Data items
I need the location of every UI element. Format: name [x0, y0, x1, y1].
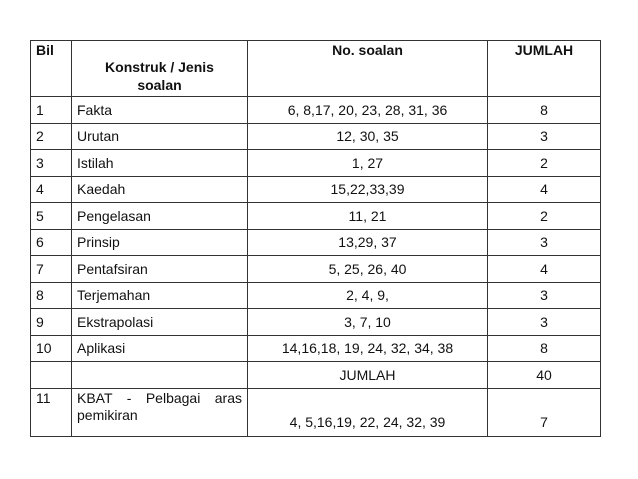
table-row: [31, 229, 601, 256]
table-row: [31, 309, 601, 336]
cell-konstruk: Pentafsiran: [72, 256, 248, 283]
cell-konstruk: Terjemahan: [72, 282, 248, 309]
cell-no-soalan: 12, 30, 35: [248, 123, 488, 150]
cell-bil: 2: [31, 123, 72, 150]
cell-no-soalan: 2, 4, 9,: [248, 282, 488, 309]
table-row: [31, 176, 601, 203]
header-konstruk-line2: soalan: [137, 77, 182, 93]
kbat-row: [31, 388, 601, 436]
cell-no-soalan: 1, 27: [248, 150, 488, 177]
cell-bil: 6: [31, 229, 72, 256]
cell-jumlah: 4: [488, 176, 601, 203]
cell-konstruk: Pengelasan: [72, 203, 248, 230]
cell-konstruk: Kaedah: [72, 176, 248, 203]
header-konstruk: [72, 41, 248, 97]
cell-no-soalan: 14,16,18, 19, 24, 32, 34, 38: [248, 335, 488, 362]
total-label: JUMLAH: [248, 362, 488, 389]
cell-bil: 8: [31, 282, 72, 309]
cell-konstruk: Aplikasi: [72, 335, 248, 362]
total-value: 40: [488, 362, 601, 389]
header-row: [31, 41, 601, 97]
cell-bil-empty: [31, 362, 72, 389]
cell-jumlah: 3: [488, 309, 601, 336]
cell-jumlah: 4: [488, 256, 601, 283]
cell-jumlah: 2: [488, 203, 601, 230]
cell-bil: 1: [31, 97, 72, 124]
question-construct-table: [30, 40, 601, 437]
cell-jumlah: 2: [488, 150, 601, 177]
cell-no-soalan: 6, 8,17, 20, 23, 28, 31, 36: [248, 97, 488, 124]
table-row: [31, 97, 601, 124]
cell-bil: 11: [31, 388, 72, 436]
cell-konstruk: Ekstrapolasi: [72, 309, 248, 336]
cell-konstruk-empty: [72, 362, 248, 389]
cell-jumlah: 3: [488, 229, 601, 256]
cell-bil: 4: [31, 176, 72, 203]
cell-no-soalan: 13,29, 37: [248, 229, 488, 256]
table-row: [31, 282, 601, 309]
cell-bil: 9: [31, 309, 72, 336]
cell-jumlah: 3: [488, 123, 601, 150]
cell-konstruk: Fakta: [72, 97, 248, 124]
table-row: [31, 123, 601, 150]
cell-bil: 7: [31, 256, 72, 283]
total-row: [31, 362, 601, 389]
cell-konstruk: KBAT - Pelbagai aras pemikiran: [72, 388, 248, 436]
cell-konstruk: Prinsip: [72, 229, 248, 256]
cell-bil: 3: [31, 150, 72, 177]
cell-no-soalan: 15,22,33,39: [248, 176, 488, 203]
cell-bil: 5: [31, 203, 72, 230]
cell-no-soalan: 4, 5,16,19, 22, 24, 32, 39: [248, 388, 488, 436]
header-bil: Bil: [31, 41, 72, 97]
cell-jumlah: 7: [488, 388, 601, 436]
header-jumlah: JUMLAH: [488, 41, 601, 97]
cell-no-soalan: 3, 7, 10: [248, 309, 488, 336]
header-konstruk-line1: Konstruk / Jenis: [105, 59, 214, 75]
table-row: [31, 203, 601, 230]
cell-konstruk: Urutan: [72, 123, 248, 150]
header-no-soalan: No. soalan: [248, 41, 488, 97]
cell-jumlah: 3: [488, 282, 601, 309]
cell-jumlah: 8: [488, 97, 601, 124]
table-row: [31, 335, 601, 362]
cell-bil: 10: [31, 335, 72, 362]
table-row: [31, 256, 601, 283]
cell-jumlah: 8: [488, 335, 601, 362]
cell-no-soalan: 11, 21: [248, 203, 488, 230]
cell-konstruk: Istilah: [72, 150, 248, 177]
cell-no-soalan: 5, 25, 26, 40: [248, 256, 488, 283]
table-row: [31, 150, 601, 177]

Goal of the exercise>
Could you write out every line of the records above word for word, leaving out the pictures?

Answer to the problem>
I need the location of every UI element. Format: name [x0, y0, x1, y1].
table-row: [31, 229, 601, 256]
table-row: [31, 309, 601, 336]
cell-konstruk: Pentafsiran: [72, 256, 248, 283]
cell-konstruk: Terjemahan: [72, 282, 248, 309]
cell-no-soalan: 12, 30, 35: [248, 123, 488, 150]
cell-bil: 2: [31, 123, 72, 150]
cell-no-soalan: 2, 4, 9,: [248, 282, 488, 309]
table-row: [31, 176, 601, 203]
header-konstruk-line2: soalan: [137, 77, 182, 93]
kbat-row: [31, 388, 601, 436]
cell-no-soalan: 1, 27: [248, 150, 488, 177]
cell-bil: 6: [31, 229, 72, 256]
cell-jumlah: 4: [488, 176, 601, 203]
cell-konstruk: Pengelasan: [72, 203, 248, 230]
cell-konstruk: Kaedah: [72, 176, 248, 203]
header-konstruk: [72, 41, 248, 97]
cell-no-soalan: 14,16,18, 19, 24, 32, 34, 38: [248, 335, 488, 362]
total-label: JUMLAH: [248, 362, 488, 389]
cell-bil: 8: [31, 282, 72, 309]
cell-konstruk: Aplikasi: [72, 335, 248, 362]
total-value: 40: [488, 362, 601, 389]
header-row: [31, 41, 601, 97]
cell-bil-empty: [31, 362, 72, 389]
cell-jumlah: 3: [488, 309, 601, 336]
cell-jumlah: 4: [488, 256, 601, 283]
cell-jumlah: 2: [488, 203, 601, 230]
cell-bil: 1: [31, 97, 72, 124]
question-construct-table: [30, 40, 601, 437]
cell-jumlah: 2: [488, 150, 601, 177]
cell-no-soalan: 6, 8,17, 20, 23, 28, 31, 36: [248, 97, 488, 124]
table-row: [31, 97, 601, 124]
cell-bil: 11: [31, 388, 72, 436]
cell-konstruk: Ekstrapolasi: [72, 309, 248, 336]
cell-konstruk-empty: [72, 362, 248, 389]
cell-jumlah: 3: [488, 229, 601, 256]
cell-bil: 4: [31, 176, 72, 203]
cell-no-soalan: 13,29, 37: [248, 229, 488, 256]
table-row: [31, 282, 601, 309]
cell-bil: 9: [31, 309, 72, 336]
cell-jumlah: 3: [488, 123, 601, 150]
cell-konstruk: Fakta: [72, 97, 248, 124]
table-row: [31, 123, 601, 150]
cell-bil: 7: [31, 256, 72, 283]
total-row: [31, 362, 601, 389]
cell-konstruk: KBAT - Pelbagai aras pemikiran: [72, 388, 248, 436]
cell-konstruk: Prinsip: [72, 229, 248, 256]
cell-bil: 3: [31, 150, 72, 177]
cell-no-soalan: 15,22,33,39: [248, 176, 488, 203]
cell-bil: 5: [31, 203, 72, 230]
cell-no-soalan: 4, 5,16,19, 22, 24, 32, 39: [248, 388, 488, 436]
header-bil: Bil: [31, 41, 72, 97]
cell-jumlah: 7: [488, 388, 601, 436]
header-jumlah: JUMLAH: [488, 41, 601, 97]
cell-no-soalan: 3, 7, 10: [248, 309, 488, 336]
header-konstruk-line1: Konstruk / Jenis: [105, 59, 214, 75]
table-row: [31, 203, 601, 230]
cell-konstruk: Urutan: [72, 123, 248, 150]
header-no-soalan: No. soalan: [248, 41, 488, 97]
cell-jumlah: 3: [488, 282, 601, 309]
cell-jumlah: 8: [488, 97, 601, 124]
table-row: [31, 335, 601, 362]
cell-bil: 10: [31, 335, 72, 362]
table-row: [31, 256, 601, 283]
cell-jumlah: 8: [488, 335, 601, 362]
cell-no-soalan: 11, 21: [248, 203, 488, 230]
cell-konstruk: Istilah: [72, 150, 248, 177]
cell-no-soalan: 5, 25, 26, 40: [248, 256, 488, 283]
table-row: [31, 150, 601, 177]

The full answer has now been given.